Data in this exercise:

───

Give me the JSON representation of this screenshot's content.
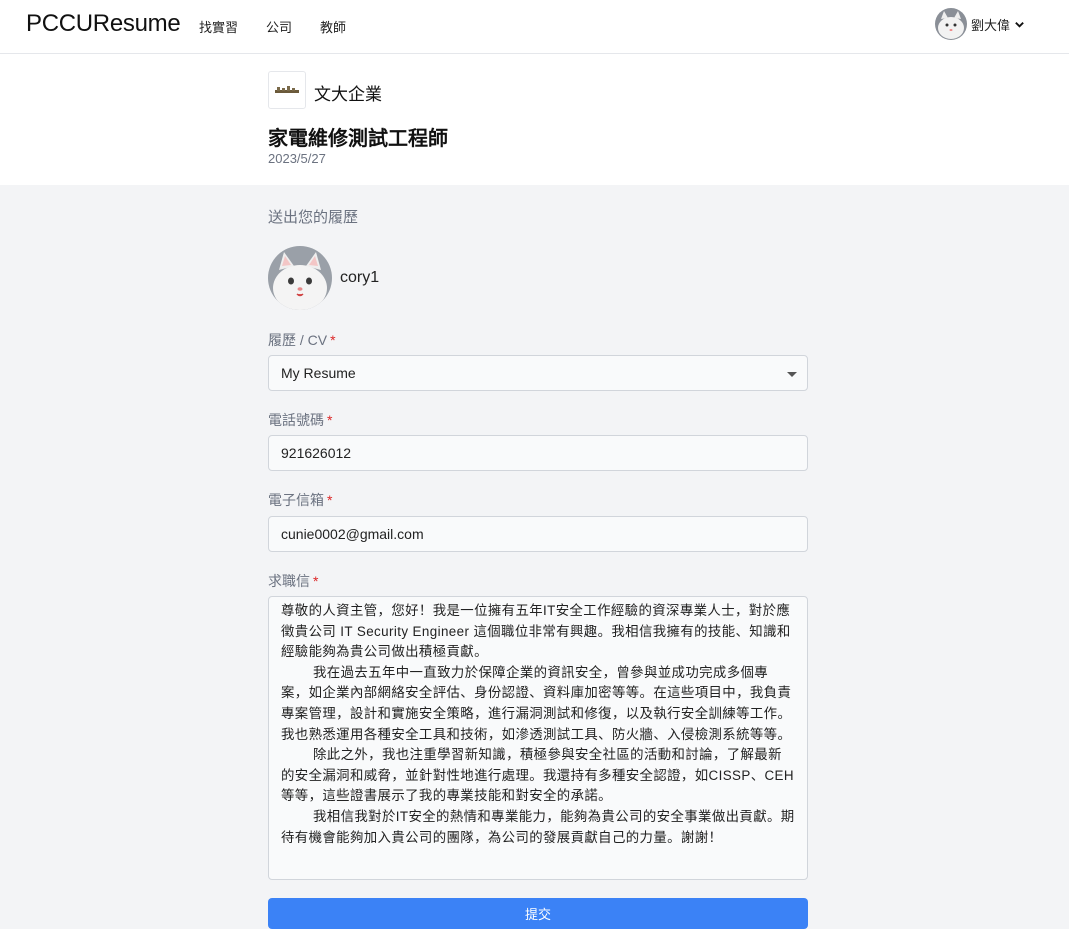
{
  "nav": {
    "brand": "PCCUResume",
    "links": [
      "找實習",
      "公司",
      "教師"
    ],
    "user_name": "劉大偉"
  },
  "job": {
    "company": "文大企業",
    "title": "家電維修測試工程師",
    "date": "2023/5/27"
  },
  "form": {
    "section_title": "送出您的履歷",
    "profile_name": "cory1",
    "resume_label": "履歷 / CV",
    "resume_value": "My Resume",
    "phone_label": "電話號碼",
    "phone_value": "921626012",
    "email_label": "電子信箱",
    "email_value": "cunie0002@gmail.com",
    "letter_label": "求職信",
    "required_mark": "*",
    "letter_paragraphs": [
      "尊敬的人資主管，您好！我是一位擁有五年IT安全工作經驗的資深專業人士，對於應徵貴公司 IT Security Engineer 這個職位非常有興趣。我相信我擁有的技能、知識和經驗能夠為貴公司做出積極貢獻。",
      "我在過去五年中一直致力於保障企業的資訊安全，曾參與並成功完成多個專案，如企業內部網絡安全評估、身份認證、資料庫加密等等。在這些項目中，我負責專案管理，設計和實施安全策略，進行漏洞測試和修復，以及執行安全訓練等工作。我也熟悉運用各種安全工具和技術，如滲透測試工具、防火牆、入侵檢測系統等等。",
      "除此之外，我也注重學習新知識，積極參與安全社區的活動和討論，了解最新的安全漏洞和威脅，並針對性地進行處理。我還持有多種安全認證，如CISSP、CEH等等，這些證書展示了我的專業技能和對安全的承諾。",
      "我相信我對於IT安全的熱情和專業能力，能夠為貴公司的安全事業做出貢獻。期待有機會能夠加入貴公司的團隊，為公司的發展貢獻自己的力量。謝謝！"
    ],
    "submit_label": "提交"
  },
  "colors": {
    "primary": "#3b82f6",
    "required": "#dc2626",
    "page_bg": "#f3f4f6"
  },
  "icons": {
    "user_menu": "chevron-down-icon",
    "select": "caret-down-icon"
  }
}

───

Scan the records above for the string "down", then report every line that contains it.

Answer to this exercise:
    "user_menu": "chevron-down-icon",
    "select": "caret-down-icon"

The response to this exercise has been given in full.